== Supplied passage
# Journeyman vs Master Electrician



## Southeast Power (Jan 18, 2009)

Usually the JATC will get you a yellow ticket as an "inside wireman" beyond that, our local, requires you to take an pass the local county journeyman exam as part of the program. 
Our local doesn't have a "Master" ticket. We are all JW inside wireman.


----------



## HARRY304E (Sep 15, 2010)

compuradon said:


> Hi all,
> 
> I'm over here in NYC Local 3, beginning the apprenticeship. Does the apprenticeship program lead to a Master Electrician license, as well as Journeyman status, and if so what is the difference between Master Electrician and Journeyman? Thanks!
> 
> Tom


In Massachusetts a journeyman electrician is someone who has completed 4 years in the electrical trade 8000 hours and has passed the exam,he can now work unsupervised and have and apprentice with him,

A master electrician has completed 5 years in the electrical trade and has passed the journeyman electricians exam and held his journeyman's license one full year , then he must take the masters exam pass it .

A master electrician can build his own electrical contracting firm with more than one employee.


----------



## HARRY304E (Sep 15, 2010)

jrannis said:


> Usually the JATC will get you a yellow ticket as an "inside wireman" beyond that, our local, requires you to take an pass the local county journeyman exam as part of the program.
> Our local doesn't have a "Master" ticket. We are all JW inside wireman.


John, I thought you guys have a state wide electrical contractors license "Master Electrician".


----------



## Southeast Power (Jan 18, 2009)

HARRY304E said:


> John, I thought you guys have a state wide electrical contractors license "Master Electrician".


Harry, 
It's a state wide EC license, you can be an engineer or even have some other endorsement to get it. No trade experience required so, we don't really call it a State Masters anymore.
We have no statewide Journeyman license.
The local counties, most of them, have Journeyman and Masters licenses with the same privileges you mentioned about contracting. 
The journeyman and masters licenses are only good for that county, we have 67 counties. So it gets rather expensive to maintain, so the state stepped in and came up with one that covers all of them.
Oh yeah, a statewide EC isn't required to hire a single journeyman, they can all be unlicensed helpers.
The Latin Builders Association, ABC and IEC helped us with that one. :wallbash:


----------



## Michigan Master (Feb 25, 2013)

Not sure about NY, but in MI completion of a formal apprenticeship makes you eligible to take the state's journeyman electrician exam which you must pass to become licensed (you are _still_ considered an apprentice by the state until you pass this exam).

Then if you've held a journeyman's license for at least 2 years (while working under a master electrician - notarized documentation required) you are then eligible to take the state's master exam, which is very similar to the journeyman's exam, just harder. ...and your annual license fee is more $. 

In order to pull permits in MI, you must be an electrical contractor, and in order to be an EC you must either be a master or have a master in your full-time employ.


----------



## Next72969 (Dec 9, 2012)

The apprenticeship will not make you a nyc master electrician. You need 10 years to qualify for the test.


----------



## HARRY304E (Sep 15, 2010)
====
* _Given request 1_
From the thread on journeyman and master electrician licenses, reproduce the text from "The journeyman and" up to and including "(Feb 25, 2013)".
* _Given request 2_
Condense the paragraph of the electrician licensing thread that begins "Then if you've held a journeyman's license" into a short bulleted list that keeps its main facts.
== Source material
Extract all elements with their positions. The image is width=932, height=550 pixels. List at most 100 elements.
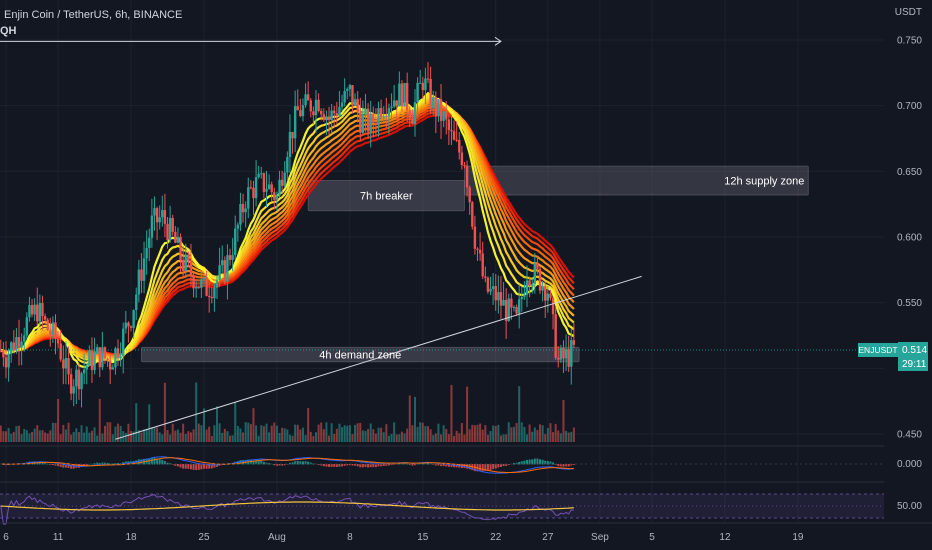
====
* _Expected output 1_
The journeyman and masters licenses are only good for that county, we have 67 counties. So it gets rather expensive to maintain, so the state stepped in and came up with one that covers all of them.
Oh yeah, a statewide EC isn't required to hire a single journeyman, they can all be unlicensed helpers.
The Latin Builders Association, ABC and IEC helped us with that one. :wallbash:


----------



## Michigan Master (Feb 25, 2013)

* _Expected output 2_
- After holding a journeyman's license for at least 2 years, you become eligible for the state's master exam.
- Those 2 years must be spent working under a master electrician, with notarized documentation.
- The master exam is very similar to the journeyman's exam but harder.
- The annual license fee is higher.